THE PROBLEM: Write out every entry word for word.

<<<<

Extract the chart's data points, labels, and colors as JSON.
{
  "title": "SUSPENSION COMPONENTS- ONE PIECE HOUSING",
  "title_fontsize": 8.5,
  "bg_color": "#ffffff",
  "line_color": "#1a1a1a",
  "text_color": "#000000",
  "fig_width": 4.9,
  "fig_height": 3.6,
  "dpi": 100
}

>>>>

ANSWER TO THE EXERCISE:
Extract the chart's data points, labels, and colors as JSON.
{
  "title": "SUSPENSION COMPONENTS- ONE PIECE HOUSING",
  "title_fontsize": 8.5,
  "bg_color": "#ffffff",
  "line_color": "#1a1a1a",
  "text_color": "#000000",
  "fig_width": 4.9,
  "fig_height": 3.6,
  "dpi": 100
}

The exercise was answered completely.